§ Available data
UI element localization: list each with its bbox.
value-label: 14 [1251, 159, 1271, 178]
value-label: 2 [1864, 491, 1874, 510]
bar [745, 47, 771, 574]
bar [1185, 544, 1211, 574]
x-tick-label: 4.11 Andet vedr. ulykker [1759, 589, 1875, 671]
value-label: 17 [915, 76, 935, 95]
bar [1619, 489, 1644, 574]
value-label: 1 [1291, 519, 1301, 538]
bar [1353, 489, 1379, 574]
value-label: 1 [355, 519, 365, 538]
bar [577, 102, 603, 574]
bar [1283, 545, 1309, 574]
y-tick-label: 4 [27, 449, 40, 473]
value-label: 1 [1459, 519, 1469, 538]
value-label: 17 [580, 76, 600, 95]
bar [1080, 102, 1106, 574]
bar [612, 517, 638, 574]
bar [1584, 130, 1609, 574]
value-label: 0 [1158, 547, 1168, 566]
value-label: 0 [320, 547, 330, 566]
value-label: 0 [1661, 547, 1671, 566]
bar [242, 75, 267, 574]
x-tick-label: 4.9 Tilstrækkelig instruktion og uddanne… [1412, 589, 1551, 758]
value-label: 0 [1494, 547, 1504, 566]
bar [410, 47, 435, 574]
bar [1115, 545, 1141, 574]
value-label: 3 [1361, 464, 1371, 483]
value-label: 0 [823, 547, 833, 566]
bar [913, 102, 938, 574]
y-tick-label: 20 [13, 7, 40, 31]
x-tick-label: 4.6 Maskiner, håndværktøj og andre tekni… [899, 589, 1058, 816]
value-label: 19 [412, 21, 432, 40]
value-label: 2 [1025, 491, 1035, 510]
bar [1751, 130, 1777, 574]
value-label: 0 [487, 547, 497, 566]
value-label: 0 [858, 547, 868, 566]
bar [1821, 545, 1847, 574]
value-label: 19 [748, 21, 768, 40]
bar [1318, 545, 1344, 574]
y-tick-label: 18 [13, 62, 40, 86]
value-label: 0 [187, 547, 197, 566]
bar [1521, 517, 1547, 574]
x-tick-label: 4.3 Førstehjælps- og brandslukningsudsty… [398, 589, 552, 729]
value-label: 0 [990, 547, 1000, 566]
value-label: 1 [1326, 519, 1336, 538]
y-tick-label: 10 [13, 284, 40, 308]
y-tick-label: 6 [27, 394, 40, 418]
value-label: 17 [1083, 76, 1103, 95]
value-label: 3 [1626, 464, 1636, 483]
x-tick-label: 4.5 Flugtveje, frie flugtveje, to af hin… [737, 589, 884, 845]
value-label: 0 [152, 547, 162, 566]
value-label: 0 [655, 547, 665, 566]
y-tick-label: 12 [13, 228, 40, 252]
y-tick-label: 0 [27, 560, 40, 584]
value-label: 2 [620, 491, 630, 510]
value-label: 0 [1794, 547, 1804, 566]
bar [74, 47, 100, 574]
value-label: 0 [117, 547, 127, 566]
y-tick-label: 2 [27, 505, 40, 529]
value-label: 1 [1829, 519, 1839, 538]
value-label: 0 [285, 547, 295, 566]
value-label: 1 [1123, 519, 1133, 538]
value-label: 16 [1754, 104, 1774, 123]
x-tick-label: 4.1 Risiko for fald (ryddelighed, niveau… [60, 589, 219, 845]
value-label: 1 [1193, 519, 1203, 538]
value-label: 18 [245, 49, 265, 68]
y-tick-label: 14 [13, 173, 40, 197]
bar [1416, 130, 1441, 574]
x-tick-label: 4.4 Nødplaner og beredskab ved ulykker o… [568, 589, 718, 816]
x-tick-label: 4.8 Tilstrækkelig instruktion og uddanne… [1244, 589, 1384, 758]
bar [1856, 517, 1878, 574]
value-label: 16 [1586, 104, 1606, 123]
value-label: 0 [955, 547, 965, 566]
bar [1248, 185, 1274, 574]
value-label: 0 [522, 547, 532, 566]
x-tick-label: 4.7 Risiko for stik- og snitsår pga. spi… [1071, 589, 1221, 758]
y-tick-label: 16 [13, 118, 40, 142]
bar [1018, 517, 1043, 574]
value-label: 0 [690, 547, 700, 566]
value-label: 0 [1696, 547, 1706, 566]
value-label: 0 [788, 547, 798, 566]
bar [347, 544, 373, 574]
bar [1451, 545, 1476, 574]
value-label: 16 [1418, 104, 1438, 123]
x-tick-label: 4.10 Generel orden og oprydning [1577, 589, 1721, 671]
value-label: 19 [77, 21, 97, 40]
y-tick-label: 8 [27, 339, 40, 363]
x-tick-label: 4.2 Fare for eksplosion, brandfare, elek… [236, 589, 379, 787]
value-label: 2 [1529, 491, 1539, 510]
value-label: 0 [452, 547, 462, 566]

§ Written instruction
Print the listing above again line for line, with no changes.

§ Exercise output
UI element localization: list each with its bbox.
value-label: 14 [1251, 159, 1271, 178]
value-label: 2 [1864, 491, 1874, 510]
bar [745, 47, 771, 574]
bar [1185, 544, 1211, 574]
x-tick-label: 4.11 Andet vedr. ulykker [1759, 589, 1875, 671]
value-label: 17 [915, 76, 935, 95]
bar [1619, 489, 1644, 574]
value-label: 1 [1291, 519, 1301, 538]
bar [1353, 489, 1379, 574]
value-label: 1 [355, 519, 365, 538]
bar [577, 102, 603, 574]
bar [1283, 545, 1309, 574]
y-tick-label: 4 [27, 449, 40, 473]
value-label: 1 [1459, 519, 1469, 538]
value-label: 17 [580, 76, 600, 95]
bar [1080, 102, 1106, 574]
bar [612, 517, 638, 574]
bar [1584, 130, 1609, 574]
value-label: 0 [1158, 547, 1168, 566]
value-label: 0 [320, 547, 330, 566]
value-label: 0 [1661, 547, 1671, 566]
bar [242, 75, 267, 574]
x-tick-label: 4.9 Tilstrækkelig instruktion og uddanne… [1412, 589, 1551, 758]
value-label: 0 [1494, 547, 1504, 566]
bar [410, 47, 435, 574]
bar [1115, 545, 1141, 574]
value-label: 3 [1361, 464, 1371, 483]
value-label: 0 [823, 547, 833, 566]
bar [913, 102, 938, 574]
y-tick-label: 20 [13, 7, 40, 31]
x-tick-label: 4.6 Maskiner, håndværktøj og andre tekni… [899, 589, 1058, 816]
value-label: 19 [412, 21, 432, 40]
value-label: 2 [1025, 491, 1035, 510]
bar [1751, 130, 1777, 574]
value-label: 0 [487, 547, 497, 566]
value-label: 0 [858, 547, 868, 566]
bar [1821, 545, 1847, 574]
value-label: 19 [748, 21, 768, 40]
bar [1318, 545, 1344, 574]
y-tick-label: 18 [13, 62, 40, 86]
value-label: 0 [187, 547, 197, 566]
bar [1521, 517, 1547, 574]
x-tick-label: 4.3 Førstehjælps- og brandslukningsudsty… [398, 589, 552, 729]
value-label: 0 [990, 547, 1000, 566]
value-label: 1 [1326, 519, 1336, 538]
y-tick-label: 10 [13, 284, 40, 308]
y-tick-label: 6 [27, 394, 40, 418]
value-label: 17 [1083, 76, 1103, 95]
value-label: 3 [1626, 464, 1636, 483]
x-tick-label: 4.5 Flugtveje, frie flugtveje, to af hin… [737, 589, 884, 845]
value-label: 0 [152, 547, 162, 566]
value-label: 0 [655, 547, 665, 566]
y-tick-label: 12 [13, 228, 40, 252]
y-tick-label: 0 [27, 560, 40, 584]
value-label: 2 [620, 491, 630, 510]
value-label: 0 [1794, 547, 1804, 566]
bar [74, 47, 100, 574]
value-label: 0 [117, 547, 127, 566]
y-tick-label: 2 [27, 505, 40, 529]
value-label: 1 [1829, 519, 1839, 538]
value-label: 0 [285, 547, 295, 566]
value-label: 1 [1123, 519, 1133, 538]
value-label: 16 [1754, 104, 1774, 123]
x-tick-label: 4.1 Risiko for fald (ryddelighed, niveau… [60, 589, 219, 845]
value-label: 1 [1193, 519, 1203, 538]
value-label: 18 [245, 49, 265, 68]
y-tick-label: 14 [13, 173, 40, 197]
bar [1416, 130, 1441, 574]
x-tick-label: 4.4 Nødplaner og beredskab ved ulykker o… [568, 589, 718, 816]
x-tick-label: 4.8 Tilstrækkelig instruktion og uddanne… [1244, 589, 1384, 758]
bar [1856, 517, 1878, 574]
value-label: 16 [1586, 104, 1606, 123]
value-label: 0 [955, 547, 965, 566]
bar [1248, 185, 1274, 574]
value-label: 0 [522, 547, 532, 566]
x-tick-label: 4.7 Risiko for stik- og snitsår pga. spi… [1071, 589, 1221, 758]
y-tick-label: 16 [13, 118, 40, 142]
bar [1018, 517, 1043, 574]
value-label: 0 [690, 547, 700, 566]
value-label: 0 [1696, 547, 1706, 566]
value-label: 0 [788, 547, 798, 566]
bar [347, 544, 373, 574]
bar [1451, 545, 1476, 574]
value-label: 16 [1418, 104, 1438, 123]
x-tick-label: 4.10 Generel orden og oprydning [1577, 589, 1721, 671]
value-label: 19 [77, 21, 97, 40]
y-tick-label: 8 [27, 339, 40, 363]
x-tick-label: 4.2 Fare for eksplosion, brandfare, elek… [236, 589, 379, 787]
value-label: 2 [1529, 491, 1539, 510]
value-label: 0 [452, 547, 462, 566]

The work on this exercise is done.